START Material to process

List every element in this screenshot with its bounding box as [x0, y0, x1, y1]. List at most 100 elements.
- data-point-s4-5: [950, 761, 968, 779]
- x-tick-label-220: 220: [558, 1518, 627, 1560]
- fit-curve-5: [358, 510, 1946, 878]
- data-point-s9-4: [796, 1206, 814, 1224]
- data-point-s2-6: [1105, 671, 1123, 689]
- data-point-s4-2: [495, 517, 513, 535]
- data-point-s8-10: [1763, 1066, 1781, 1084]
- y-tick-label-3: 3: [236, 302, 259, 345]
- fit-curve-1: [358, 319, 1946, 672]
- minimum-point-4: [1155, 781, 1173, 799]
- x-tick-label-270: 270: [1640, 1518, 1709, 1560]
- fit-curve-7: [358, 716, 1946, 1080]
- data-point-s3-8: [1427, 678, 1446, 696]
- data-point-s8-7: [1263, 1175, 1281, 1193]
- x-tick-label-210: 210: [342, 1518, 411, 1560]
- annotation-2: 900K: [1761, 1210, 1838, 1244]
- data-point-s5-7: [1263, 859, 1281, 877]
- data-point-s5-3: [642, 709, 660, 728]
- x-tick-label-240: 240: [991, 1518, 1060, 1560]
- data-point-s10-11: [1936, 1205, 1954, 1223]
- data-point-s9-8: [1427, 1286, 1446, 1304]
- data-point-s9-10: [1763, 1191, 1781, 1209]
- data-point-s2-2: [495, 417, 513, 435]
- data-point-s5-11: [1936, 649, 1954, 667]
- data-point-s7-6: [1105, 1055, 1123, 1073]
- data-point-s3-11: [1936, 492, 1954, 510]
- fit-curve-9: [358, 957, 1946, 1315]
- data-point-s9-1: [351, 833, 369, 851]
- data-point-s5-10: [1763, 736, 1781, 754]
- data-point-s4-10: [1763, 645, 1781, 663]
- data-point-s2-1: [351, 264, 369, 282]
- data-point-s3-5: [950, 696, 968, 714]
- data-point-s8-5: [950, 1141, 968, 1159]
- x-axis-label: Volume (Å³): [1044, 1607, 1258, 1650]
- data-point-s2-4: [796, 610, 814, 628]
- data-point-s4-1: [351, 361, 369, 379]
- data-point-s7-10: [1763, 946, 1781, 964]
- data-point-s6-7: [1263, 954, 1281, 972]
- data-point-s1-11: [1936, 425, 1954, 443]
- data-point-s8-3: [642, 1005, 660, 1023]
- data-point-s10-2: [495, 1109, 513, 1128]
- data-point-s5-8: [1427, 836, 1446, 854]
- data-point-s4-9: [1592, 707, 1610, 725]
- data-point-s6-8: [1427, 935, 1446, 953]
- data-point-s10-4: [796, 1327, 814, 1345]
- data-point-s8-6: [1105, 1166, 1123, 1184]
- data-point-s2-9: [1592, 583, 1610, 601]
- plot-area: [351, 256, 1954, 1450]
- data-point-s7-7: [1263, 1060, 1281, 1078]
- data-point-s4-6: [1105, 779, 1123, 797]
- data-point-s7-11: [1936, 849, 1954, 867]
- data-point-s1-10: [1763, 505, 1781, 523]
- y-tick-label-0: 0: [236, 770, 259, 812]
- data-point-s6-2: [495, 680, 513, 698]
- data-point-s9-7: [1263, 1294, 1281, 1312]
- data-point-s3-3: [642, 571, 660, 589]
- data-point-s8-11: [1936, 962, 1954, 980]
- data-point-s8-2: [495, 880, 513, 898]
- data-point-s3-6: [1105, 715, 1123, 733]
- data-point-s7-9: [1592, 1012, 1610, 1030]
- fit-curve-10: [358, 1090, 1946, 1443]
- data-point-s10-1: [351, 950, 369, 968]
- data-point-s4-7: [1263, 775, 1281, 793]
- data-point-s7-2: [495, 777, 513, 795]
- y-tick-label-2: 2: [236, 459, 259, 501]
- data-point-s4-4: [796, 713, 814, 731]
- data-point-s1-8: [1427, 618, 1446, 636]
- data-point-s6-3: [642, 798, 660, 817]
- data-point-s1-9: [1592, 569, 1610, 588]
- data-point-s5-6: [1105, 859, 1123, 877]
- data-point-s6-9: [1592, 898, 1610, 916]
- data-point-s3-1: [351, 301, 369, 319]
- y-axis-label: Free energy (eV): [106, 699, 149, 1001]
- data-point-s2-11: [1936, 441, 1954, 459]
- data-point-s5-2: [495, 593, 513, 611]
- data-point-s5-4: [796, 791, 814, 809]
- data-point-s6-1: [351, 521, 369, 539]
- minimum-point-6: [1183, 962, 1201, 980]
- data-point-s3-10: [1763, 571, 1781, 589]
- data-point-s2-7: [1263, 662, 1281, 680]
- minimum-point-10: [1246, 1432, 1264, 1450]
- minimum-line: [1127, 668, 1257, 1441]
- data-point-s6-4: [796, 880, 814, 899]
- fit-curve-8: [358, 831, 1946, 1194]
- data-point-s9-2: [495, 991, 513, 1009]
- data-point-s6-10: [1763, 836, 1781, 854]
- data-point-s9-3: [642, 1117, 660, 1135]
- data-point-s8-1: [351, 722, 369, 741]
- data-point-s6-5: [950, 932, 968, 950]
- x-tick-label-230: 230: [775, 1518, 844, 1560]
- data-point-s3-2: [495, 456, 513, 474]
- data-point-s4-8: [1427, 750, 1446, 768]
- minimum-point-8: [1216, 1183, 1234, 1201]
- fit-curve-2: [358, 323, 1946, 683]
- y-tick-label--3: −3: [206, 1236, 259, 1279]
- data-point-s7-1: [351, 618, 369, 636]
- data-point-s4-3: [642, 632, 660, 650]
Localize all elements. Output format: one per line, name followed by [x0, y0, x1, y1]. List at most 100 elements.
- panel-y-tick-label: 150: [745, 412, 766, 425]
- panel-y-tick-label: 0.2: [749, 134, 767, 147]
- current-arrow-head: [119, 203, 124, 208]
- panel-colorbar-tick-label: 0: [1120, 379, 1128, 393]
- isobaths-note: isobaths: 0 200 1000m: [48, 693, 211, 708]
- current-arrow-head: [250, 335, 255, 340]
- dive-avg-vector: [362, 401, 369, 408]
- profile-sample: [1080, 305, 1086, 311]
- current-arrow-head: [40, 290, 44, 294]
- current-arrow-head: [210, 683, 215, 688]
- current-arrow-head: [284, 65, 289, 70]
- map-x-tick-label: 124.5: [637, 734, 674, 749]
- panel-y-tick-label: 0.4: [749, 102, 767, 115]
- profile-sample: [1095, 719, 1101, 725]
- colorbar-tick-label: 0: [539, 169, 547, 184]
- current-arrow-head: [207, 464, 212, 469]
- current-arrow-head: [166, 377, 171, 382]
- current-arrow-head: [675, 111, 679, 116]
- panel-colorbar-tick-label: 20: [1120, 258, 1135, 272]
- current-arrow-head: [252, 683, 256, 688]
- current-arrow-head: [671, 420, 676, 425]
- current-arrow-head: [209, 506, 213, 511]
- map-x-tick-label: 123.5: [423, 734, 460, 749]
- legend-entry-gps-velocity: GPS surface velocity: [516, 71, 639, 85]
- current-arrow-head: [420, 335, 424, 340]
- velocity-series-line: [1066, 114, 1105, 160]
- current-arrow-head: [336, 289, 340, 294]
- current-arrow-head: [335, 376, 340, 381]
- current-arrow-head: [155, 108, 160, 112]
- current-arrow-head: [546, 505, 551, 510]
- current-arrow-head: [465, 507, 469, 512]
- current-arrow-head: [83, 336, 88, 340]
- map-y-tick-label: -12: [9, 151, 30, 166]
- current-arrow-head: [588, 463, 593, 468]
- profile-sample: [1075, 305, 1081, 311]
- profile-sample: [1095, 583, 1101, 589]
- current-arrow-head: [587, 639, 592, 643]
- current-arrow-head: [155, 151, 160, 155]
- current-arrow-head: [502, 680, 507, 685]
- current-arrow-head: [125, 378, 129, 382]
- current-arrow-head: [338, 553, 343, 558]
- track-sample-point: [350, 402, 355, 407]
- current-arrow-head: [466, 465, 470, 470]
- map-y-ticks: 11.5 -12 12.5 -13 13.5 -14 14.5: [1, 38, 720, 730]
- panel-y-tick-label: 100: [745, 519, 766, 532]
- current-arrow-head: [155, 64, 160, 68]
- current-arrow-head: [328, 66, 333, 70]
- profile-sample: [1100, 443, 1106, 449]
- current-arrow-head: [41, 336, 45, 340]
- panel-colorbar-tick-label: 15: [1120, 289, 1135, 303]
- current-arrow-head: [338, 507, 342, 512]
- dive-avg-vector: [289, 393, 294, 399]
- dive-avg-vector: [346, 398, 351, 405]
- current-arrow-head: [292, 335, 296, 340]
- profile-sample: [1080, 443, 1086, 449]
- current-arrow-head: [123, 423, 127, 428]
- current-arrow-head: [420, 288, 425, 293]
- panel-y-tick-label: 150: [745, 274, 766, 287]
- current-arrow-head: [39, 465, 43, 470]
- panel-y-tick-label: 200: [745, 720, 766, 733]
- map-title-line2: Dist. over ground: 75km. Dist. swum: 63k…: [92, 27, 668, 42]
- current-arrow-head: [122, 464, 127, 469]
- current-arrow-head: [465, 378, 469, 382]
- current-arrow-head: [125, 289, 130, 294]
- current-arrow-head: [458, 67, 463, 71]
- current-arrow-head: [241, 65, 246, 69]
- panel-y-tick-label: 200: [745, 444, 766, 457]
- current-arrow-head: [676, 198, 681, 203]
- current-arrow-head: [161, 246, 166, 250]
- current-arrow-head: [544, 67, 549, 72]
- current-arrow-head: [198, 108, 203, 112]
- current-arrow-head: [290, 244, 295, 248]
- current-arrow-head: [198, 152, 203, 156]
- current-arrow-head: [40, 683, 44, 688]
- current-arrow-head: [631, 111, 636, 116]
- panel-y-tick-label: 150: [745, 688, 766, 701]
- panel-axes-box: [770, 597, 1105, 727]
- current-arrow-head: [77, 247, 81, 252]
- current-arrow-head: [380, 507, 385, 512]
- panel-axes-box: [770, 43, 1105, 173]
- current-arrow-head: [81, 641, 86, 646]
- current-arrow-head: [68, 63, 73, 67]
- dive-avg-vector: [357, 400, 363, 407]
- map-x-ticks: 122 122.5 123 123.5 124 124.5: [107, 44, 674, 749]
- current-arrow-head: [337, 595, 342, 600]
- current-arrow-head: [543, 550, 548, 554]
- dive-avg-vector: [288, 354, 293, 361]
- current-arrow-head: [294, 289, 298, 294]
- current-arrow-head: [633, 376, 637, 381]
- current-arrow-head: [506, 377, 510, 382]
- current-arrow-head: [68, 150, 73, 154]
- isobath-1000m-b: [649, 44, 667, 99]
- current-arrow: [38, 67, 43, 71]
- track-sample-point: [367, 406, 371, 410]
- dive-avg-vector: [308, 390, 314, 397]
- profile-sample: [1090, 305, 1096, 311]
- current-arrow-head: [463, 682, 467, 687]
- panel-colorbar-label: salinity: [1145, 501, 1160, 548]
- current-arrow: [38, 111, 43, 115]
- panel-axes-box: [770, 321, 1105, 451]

END Material to process

Return every line of the items that contains the string "profile".

__Answer to the exercise__
- profile-sample: [1080, 305, 1086, 311]
- profile-sample: [1095, 719, 1101, 725]
- profile-sample: [1075, 305, 1081, 311]
- profile-sample: [1095, 583, 1101, 589]
- profile-sample: [1100, 443, 1106, 449]
- profile-sample: [1080, 443, 1086, 449]
- profile-sample: [1090, 305, 1096, 311]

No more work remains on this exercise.